* _RECORDS FOR THIS EXERCISE_

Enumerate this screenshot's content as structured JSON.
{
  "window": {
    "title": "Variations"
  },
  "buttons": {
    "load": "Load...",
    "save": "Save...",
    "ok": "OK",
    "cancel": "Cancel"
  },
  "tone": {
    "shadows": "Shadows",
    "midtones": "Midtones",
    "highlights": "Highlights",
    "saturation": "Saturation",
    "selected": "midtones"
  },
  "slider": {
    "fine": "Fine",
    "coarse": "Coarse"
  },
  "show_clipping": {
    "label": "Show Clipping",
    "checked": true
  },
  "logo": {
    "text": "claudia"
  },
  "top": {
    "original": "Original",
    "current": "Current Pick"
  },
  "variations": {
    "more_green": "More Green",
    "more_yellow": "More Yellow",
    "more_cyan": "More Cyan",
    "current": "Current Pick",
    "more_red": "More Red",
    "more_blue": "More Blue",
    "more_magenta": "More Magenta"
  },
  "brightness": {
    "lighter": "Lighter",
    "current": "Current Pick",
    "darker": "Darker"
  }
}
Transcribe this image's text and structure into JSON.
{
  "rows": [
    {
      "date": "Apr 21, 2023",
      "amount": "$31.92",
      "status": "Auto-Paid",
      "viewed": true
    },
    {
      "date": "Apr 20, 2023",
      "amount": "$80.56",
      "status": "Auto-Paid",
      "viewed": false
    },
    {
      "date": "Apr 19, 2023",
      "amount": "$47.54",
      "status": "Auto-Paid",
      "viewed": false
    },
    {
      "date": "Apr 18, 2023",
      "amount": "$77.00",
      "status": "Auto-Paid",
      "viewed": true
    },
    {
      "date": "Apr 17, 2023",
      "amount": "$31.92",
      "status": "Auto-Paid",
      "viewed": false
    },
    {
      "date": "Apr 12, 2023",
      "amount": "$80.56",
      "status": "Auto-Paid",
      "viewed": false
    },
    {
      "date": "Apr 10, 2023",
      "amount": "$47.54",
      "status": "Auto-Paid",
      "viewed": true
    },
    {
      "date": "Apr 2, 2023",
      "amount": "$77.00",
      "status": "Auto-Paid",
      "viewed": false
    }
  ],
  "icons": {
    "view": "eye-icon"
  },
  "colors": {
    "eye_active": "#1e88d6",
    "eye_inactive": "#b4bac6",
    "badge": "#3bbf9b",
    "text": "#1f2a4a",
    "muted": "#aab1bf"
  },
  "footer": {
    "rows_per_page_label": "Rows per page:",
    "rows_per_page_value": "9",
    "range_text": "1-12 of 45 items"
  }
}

* _YOUR INSTRUCTIONS_
All of the data needs to be reproduced exactly, with no line missing.

* _EXPECTED OUTPUT_
Enumerate this screenshot's content as structured JSON.
{
  "window": {
    "title": "Variations"
  },
  "buttons": {
    "load": "Load...",
    "save": "Save...",
    "ok": "OK",
    "cancel": "Cancel"
  },
  "tone": {
    "shadows": "Shadows",
    "midtones": "Midtones",
    "highlights": "Highlights",
    "saturation": "Saturation",
    "selected": "midtones"
  },
  "slider": {
    "fine": "Fine",
    "coarse": "Coarse"
  },
  "show_clipping": {
    "label": "Show Clipping",
    "checked": true
  },
  "logo": {
    "text": "claudia"
  },
  "top": {
    "original": "Original",
    "current": "Current Pick"
  },
  "variations": {
    "more_green": "More Green",
    "more_yellow": "More Yellow",
    "more_cyan": "More Cyan",
    "current": "Current Pick",
    "more_red": "More Red",
    "more_blue": "More Blue",
    "more_magenta": "More Magenta"
  },
  "brightness": {
    "lighter": "Lighter",
    "current": "Current Pick",
    "darker": "Darker"
  }
}
Transcribe this image's text and structure into JSON.
{
  "rows": [
    {
      "date": "Apr 21, 2023",
      "amount": "$31.92",
      "status": "Auto-Paid",
      "viewed": true
    },
    {
      "date": "Apr 20, 2023",
      "amount": "$80.56",
      "status": "Auto-Paid",
      "viewed": false
    },
    {
      "date": "Apr 19, 2023",
      "amount": "$47.54",
      "status": "Auto-Paid",
      "viewed": false
    },
    {
      "date": "Apr 18, 2023",
      "amount": "$77.00",
      "status": "Auto-Paid",
      "viewed": true
    },
    {
      "date": "Apr 17, 2023",
      "amount": "$31.92",
      "status": "Auto-Paid",
      "viewed": false
    },
    {
      "date": "Apr 12, 2023",
      "amount": "$80.56",
      "status": "Auto-Paid",
      "viewed": false
    },
    {
      "date": "Apr 10, 2023",
      "amount": "$47.54",
      "status": "Auto-Paid",
      "viewed": true
    },
    {
      "date": "Apr 2, 2023",
      "amount": "$77.00",
      "status": "Auto-Paid",
      "viewed": false
    }
  ],
  "icons": {
    "view": "eye-icon"
  },
  "colors": {
    "eye_active": "#1e88d6",
    "eye_inactive": "#b4bac6",
    "badge": "#3bbf9b",
    "text": "#1f2a4a",
    "muted": "#aab1bf"
  },
  "footer": {
    "rows_per_page_label": "Rows per page:",
    "rows_per_page_value": "9",
    "range_text": "1-12 of 45 items"
  }
}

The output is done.